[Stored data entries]
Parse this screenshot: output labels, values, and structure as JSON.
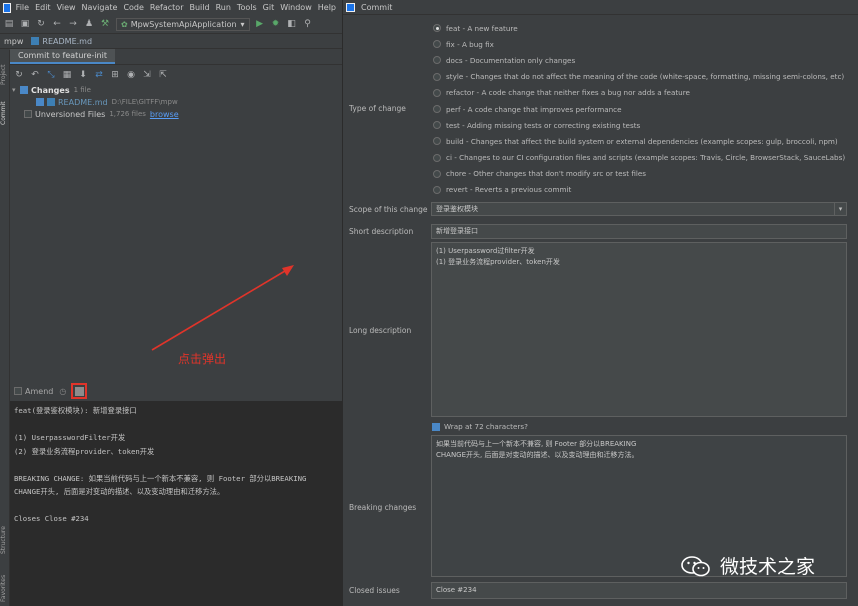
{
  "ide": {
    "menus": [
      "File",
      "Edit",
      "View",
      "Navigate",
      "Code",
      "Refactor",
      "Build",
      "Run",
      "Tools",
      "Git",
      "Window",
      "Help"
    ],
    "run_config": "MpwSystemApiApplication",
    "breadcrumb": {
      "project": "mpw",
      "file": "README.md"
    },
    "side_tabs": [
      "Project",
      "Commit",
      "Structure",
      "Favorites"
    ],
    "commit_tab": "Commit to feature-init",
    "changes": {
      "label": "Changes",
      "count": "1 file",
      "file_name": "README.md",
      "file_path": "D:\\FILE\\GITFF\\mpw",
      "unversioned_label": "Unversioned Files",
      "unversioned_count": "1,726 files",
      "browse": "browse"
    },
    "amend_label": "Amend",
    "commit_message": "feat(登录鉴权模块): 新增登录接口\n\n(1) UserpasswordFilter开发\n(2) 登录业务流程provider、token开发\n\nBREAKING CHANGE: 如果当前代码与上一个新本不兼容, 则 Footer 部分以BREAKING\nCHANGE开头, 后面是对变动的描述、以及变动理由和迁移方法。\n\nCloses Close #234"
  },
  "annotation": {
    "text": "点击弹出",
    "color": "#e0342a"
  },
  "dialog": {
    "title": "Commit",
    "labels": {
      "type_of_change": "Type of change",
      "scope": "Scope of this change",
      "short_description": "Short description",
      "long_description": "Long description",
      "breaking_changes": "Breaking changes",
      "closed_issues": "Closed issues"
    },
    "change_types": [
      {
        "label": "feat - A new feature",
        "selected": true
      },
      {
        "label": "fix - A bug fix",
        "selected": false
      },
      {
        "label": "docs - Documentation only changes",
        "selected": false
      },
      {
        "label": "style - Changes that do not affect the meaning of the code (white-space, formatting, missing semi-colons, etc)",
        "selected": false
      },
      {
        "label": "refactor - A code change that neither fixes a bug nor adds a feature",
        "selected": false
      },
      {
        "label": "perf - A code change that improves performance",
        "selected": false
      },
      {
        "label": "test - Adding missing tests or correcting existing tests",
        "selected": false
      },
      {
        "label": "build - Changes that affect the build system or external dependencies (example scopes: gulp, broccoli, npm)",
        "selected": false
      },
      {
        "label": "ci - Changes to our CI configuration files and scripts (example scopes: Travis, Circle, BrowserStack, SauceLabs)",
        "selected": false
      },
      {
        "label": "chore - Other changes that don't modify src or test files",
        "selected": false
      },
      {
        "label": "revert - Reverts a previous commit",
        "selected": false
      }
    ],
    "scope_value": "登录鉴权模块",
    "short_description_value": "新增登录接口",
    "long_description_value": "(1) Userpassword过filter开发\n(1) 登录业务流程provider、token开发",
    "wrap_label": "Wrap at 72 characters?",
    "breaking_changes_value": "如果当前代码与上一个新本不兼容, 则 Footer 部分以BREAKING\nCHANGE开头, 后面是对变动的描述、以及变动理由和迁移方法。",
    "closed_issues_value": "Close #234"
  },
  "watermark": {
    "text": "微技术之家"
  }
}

▸ **Work instructions**: Each entry gets copied exactly; the pictures stay out.

▸ **Reply**:
Parse this screenshot: output labels, values, and structure as JSON.
{
  "ide": {
    "menus": [
      "File",
      "Edit",
      "View",
      "Navigate",
      "Code",
      "Refactor",
      "Build",
      "Run",
      "Tools",
      "Git",
      "Window",
      "Help"
    ],
    "run_config": "MpwSystemApiApplication",
    "breadcrumb": {
      "project": "mpw",
      "file": "README.md"
    },
    "side_tabs": [
      "Project",
      "Commit",
      "Structure",
      "Favorites"
    ],
    "commit_tab": "Commit to feature-init",
    "changes": {
      "label": "Changes",
      "count": "1 file",
      "file_name": "README.md",
      "file_path": "D:\\FILE\\GITFF\\mpw",
      "unversioned_label": "Unversioned Files",
      "unversioned_count": "1,726 files",
      "browse": "browse"
    },
    "amend_label": "Amend",
    "commit_message": "feat(登录鉴权模块): 新增登录接口\n\n(1) UserpasswordFilter开发\n(2) 登录业务流程provider、token开发\n\nBREAKING CHANGE: 如果当前代码与上一个新本不兼容, 则 Footer 部分以BREAKING\nCHANGE开头, 后面是对变动的描述、以及变动理由和迁移方法。\n\nCloses Close #234"
  },
  "annotation": {
    "text": "点击弹出",
    "color": "#e0342a"
  },
  "dialog": {
    "title": "Commit",
    "labels": {
      "type_of_change": "Type of change",
      "scope": "Scope of this change",
      "short_description": "Short description",
      "long_description": "Long description",
      "breaking_changes": "Breaking changes",
      "closed_issues": "Closed issues"
    },
    "change_types": [
      {
        "label": "feat - A new feature",
        "selected": true
      },
      {
        "label": "fix - A bug fix",
        "selected": false
      },
      {
        "label": "docs - Documentation only changes",
        "selected": false
      },
      {
        "label": "style - Changes that do not affect the meaning of the code (white-space, formatting, missing semi-colons, etc)",
        "selected": false
      },
      {
        "label": "refactor - A code change that neither fixes a bug nor adds a feature",
        "selected": false
      },
      {
        "label": "perf - A code change that improves performance",
        "selected": false
      },
      {
        "label": "test - Adding missing tests or correcting existing tests",
        "selected": false
      },
      {
        "label": "build - Changes that affect the build system or external dependencies (example scopes: gulp, broccoli, npm)",
        "selected": false
      },
      {
        "label": "ci - Changes to our CI configuration files and scripts (example scopes: Travis, Circle, BrowserStack, SauceLabs)",
        "selected": false
      },
      {
        "label": "chore - Other changes that don't modify src or test files",
        "selected": false
      },
      {
        "label": "revert - Reverts a previous commit",
        "selected": false
      }
    ],
    "scope_value": "登录鉴权模块",
    "short_description_value": "新增登录接口",
    "long_description_value": "(1) Userpassword过filter开发\n(1) 登录业务流程provider、token开发",
    "wrap_label": "Wrap at 72 characters?",
    "breaking_changes_value": "如果当前代码与上一个新本不兼容, 则 Footer 部分以BREAKING\nCHANGE开头, 后面是对变动的描述、以及变动理由和迁移方法。",
    "closed_issues_value": "Close #234"
  },
  "watermark": {
    "text": "微技术之家"
  }
}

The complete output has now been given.